EXERCISE INSTRUCTIONS
How many lines in this material include the string "before"? Answer with the number and nothing further.

•••

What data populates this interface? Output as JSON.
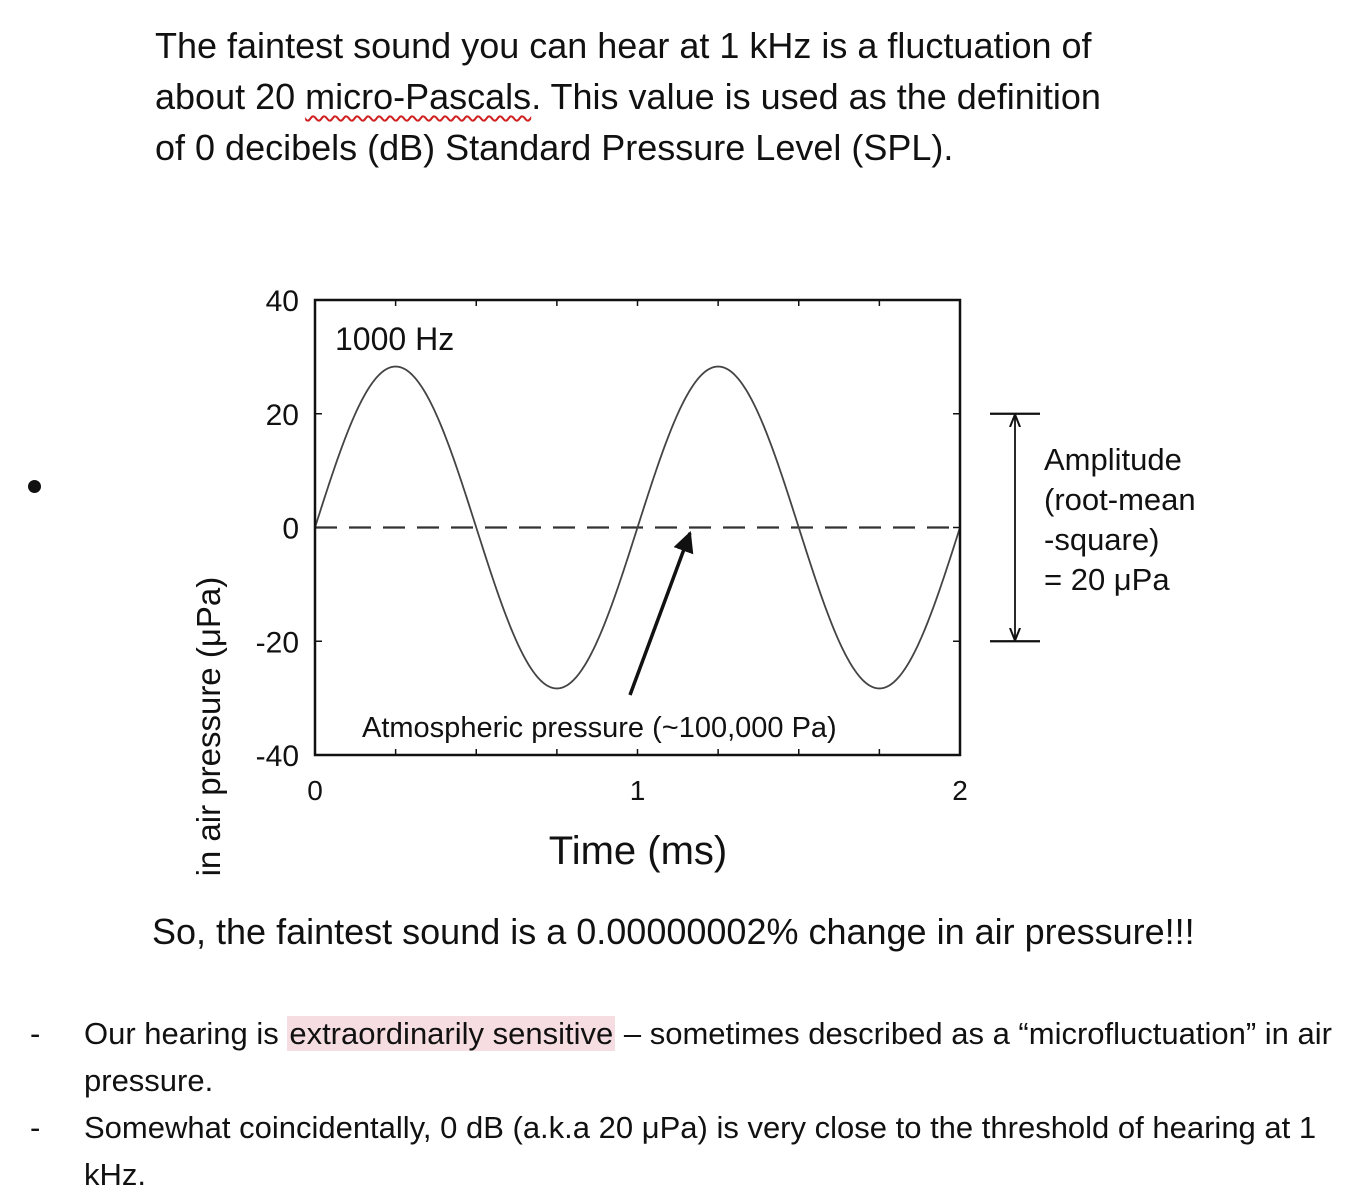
{
  "intro": {
    "line1": "The faintest sound you can hear at 1 kHz is a fluctuation of",
    "line2_a": "about 20 ",
    "line2_flagged": "micro-Pascals",
    "line2_b": ". This value is used as the definition",
    "line3": "of 0 decibels (dB) Standard Pressure Level (SPL)."
  },
  "chart_data": {
    "type": "line",
    "title": "",
    "xlabel": "Time (ms)",
    "ylabel": "Devaition in air pressure (μPa)",
    "xlim": [
      0,
      2
    ],
    "ylim": [
      -40,
      40
    ],
    "x_ticks": [
      "0",
      "1",
      "2"
    ],
    "y_ticks": [
      "40",
      "20",
      "0",
      "-20",
      "-40"
    ],
    "y_tick_values": [
      40,
      20,
      0,
      -20,
      -40
    ],
    "x_tick_values": [
      0,
      1,
      2
    ],
    "series": [
      {
        "frequency_hz": 1000,
        "peak_upa": 28.3,
        "color": "#444444"
      }
    ],
    "baseline": {
      "value": 0,
      "style": "dashed"
    },
    "annotations": {
      "frequency_label": "1000 Hz",
      "baseline_label": "Atmospheric pressure (~100,000 Pa)",
      "amplitude_range": [
        -20,
        20
      ],
      "amplitude_lines": [
        "Amplitude",
        "(root-mean",
        "-square)",
        "= 20 μPa"
      ]
    }
  },
  "conclusion": "So, the faintest sound is a 0.00000002% change in air pressure!!!",
  "notes": [
    {
      "dash": "-",
      "before": "Our hearing is ",
      "highlight": "extraordinarily sensitive",
      "after": " – sometimes described as a “microfluctuation” in air pressure."
    },
    {
      "dash": "-",
      "before": "Somewhat coincidentally, 0 dB (a.k.a 20 μPa) is very close to the threshold of hearing at 1 kHz.",
      "highlight": "",
      "after": ""
    }
  ],
  "colors": {
    "highlight": "#f6dde1",
    "spellcheck": "#d02020",
    "text": "#111111"
  }
}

•••

OUTPUT FOR THIS TASK
2